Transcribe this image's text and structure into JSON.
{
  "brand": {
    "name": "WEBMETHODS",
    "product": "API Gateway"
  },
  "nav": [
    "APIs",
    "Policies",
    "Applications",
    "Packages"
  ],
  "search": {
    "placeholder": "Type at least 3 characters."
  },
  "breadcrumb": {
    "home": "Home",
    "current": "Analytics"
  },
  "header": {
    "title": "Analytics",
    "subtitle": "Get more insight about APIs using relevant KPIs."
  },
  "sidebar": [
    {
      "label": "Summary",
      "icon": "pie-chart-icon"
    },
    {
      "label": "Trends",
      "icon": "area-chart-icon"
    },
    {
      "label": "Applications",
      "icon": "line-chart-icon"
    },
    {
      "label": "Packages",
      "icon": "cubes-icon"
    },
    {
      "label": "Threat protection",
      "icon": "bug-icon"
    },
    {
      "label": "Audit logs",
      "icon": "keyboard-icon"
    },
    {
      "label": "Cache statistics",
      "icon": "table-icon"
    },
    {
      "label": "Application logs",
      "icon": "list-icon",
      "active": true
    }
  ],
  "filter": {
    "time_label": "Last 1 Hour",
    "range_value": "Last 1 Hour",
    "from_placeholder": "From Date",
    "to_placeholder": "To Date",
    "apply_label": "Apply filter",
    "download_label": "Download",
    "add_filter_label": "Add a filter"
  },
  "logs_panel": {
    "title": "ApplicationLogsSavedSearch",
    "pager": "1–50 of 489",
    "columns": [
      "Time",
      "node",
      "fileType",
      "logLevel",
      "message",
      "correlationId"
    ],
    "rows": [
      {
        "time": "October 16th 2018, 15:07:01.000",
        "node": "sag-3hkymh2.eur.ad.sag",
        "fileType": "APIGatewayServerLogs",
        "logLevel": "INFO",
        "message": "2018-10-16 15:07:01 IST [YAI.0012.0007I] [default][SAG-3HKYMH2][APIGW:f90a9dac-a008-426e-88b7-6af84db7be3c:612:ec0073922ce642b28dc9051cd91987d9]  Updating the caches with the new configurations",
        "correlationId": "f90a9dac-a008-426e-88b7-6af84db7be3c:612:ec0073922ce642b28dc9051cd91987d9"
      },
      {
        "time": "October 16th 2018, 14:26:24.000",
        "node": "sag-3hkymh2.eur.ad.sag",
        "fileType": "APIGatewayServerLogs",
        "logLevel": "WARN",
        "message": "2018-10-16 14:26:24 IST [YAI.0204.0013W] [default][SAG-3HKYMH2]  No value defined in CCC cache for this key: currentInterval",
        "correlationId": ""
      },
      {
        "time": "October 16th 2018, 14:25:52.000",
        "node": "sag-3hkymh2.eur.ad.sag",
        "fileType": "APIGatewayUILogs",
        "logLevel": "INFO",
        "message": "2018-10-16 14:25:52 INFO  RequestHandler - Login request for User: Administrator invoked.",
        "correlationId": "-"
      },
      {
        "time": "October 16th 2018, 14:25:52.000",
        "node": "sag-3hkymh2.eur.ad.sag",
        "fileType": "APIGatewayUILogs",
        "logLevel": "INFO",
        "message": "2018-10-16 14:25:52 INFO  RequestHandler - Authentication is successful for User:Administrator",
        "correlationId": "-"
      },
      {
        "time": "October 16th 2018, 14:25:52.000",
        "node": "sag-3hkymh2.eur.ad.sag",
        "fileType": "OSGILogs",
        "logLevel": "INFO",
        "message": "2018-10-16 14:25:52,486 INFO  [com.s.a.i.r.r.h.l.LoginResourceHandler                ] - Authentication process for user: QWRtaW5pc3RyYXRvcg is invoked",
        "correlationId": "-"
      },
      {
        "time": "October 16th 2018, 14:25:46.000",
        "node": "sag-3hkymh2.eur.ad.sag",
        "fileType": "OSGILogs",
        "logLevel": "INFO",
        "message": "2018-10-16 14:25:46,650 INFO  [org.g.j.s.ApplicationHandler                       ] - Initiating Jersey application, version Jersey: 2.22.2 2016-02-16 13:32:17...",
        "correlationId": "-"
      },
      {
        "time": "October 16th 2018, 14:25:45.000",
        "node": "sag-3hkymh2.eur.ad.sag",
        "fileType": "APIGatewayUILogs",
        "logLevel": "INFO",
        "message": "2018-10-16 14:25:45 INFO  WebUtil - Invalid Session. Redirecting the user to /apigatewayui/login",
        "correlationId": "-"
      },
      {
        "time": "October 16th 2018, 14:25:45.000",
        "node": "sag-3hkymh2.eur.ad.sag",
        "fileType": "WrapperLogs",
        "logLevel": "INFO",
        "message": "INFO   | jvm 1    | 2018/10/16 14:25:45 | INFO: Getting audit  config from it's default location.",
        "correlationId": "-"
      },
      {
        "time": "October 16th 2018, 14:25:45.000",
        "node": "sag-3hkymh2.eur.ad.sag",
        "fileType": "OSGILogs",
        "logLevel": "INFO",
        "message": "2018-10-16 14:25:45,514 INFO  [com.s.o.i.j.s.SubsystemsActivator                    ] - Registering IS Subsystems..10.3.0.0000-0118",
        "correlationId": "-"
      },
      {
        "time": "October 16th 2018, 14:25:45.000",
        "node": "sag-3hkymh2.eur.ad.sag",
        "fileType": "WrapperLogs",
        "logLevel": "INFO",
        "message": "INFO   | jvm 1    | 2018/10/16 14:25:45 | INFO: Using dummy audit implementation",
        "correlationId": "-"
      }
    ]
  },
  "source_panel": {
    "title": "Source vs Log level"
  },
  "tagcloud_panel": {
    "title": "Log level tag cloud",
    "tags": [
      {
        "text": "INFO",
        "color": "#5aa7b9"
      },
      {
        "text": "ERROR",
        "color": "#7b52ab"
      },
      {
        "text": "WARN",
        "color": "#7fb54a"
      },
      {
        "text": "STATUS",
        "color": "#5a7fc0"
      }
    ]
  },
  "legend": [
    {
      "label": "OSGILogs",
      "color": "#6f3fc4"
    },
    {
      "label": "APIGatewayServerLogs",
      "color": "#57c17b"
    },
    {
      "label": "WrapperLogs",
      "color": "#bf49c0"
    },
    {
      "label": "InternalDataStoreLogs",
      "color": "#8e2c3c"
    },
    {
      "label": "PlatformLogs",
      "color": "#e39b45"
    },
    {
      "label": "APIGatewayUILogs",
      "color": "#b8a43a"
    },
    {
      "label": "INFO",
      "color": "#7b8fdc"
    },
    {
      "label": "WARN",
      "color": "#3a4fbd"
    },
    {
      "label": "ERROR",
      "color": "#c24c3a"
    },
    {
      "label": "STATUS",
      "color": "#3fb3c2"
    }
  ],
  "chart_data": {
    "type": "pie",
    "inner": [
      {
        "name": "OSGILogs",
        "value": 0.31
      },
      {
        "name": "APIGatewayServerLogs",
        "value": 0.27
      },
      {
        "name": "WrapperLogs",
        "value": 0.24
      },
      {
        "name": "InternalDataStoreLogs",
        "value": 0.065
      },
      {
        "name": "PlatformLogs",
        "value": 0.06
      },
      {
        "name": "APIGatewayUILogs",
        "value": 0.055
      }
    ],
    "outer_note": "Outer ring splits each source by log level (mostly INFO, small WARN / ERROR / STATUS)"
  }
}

Stated problem:
Tell how many lines contain the word "WARN", using only the number.

Exercise answer:
4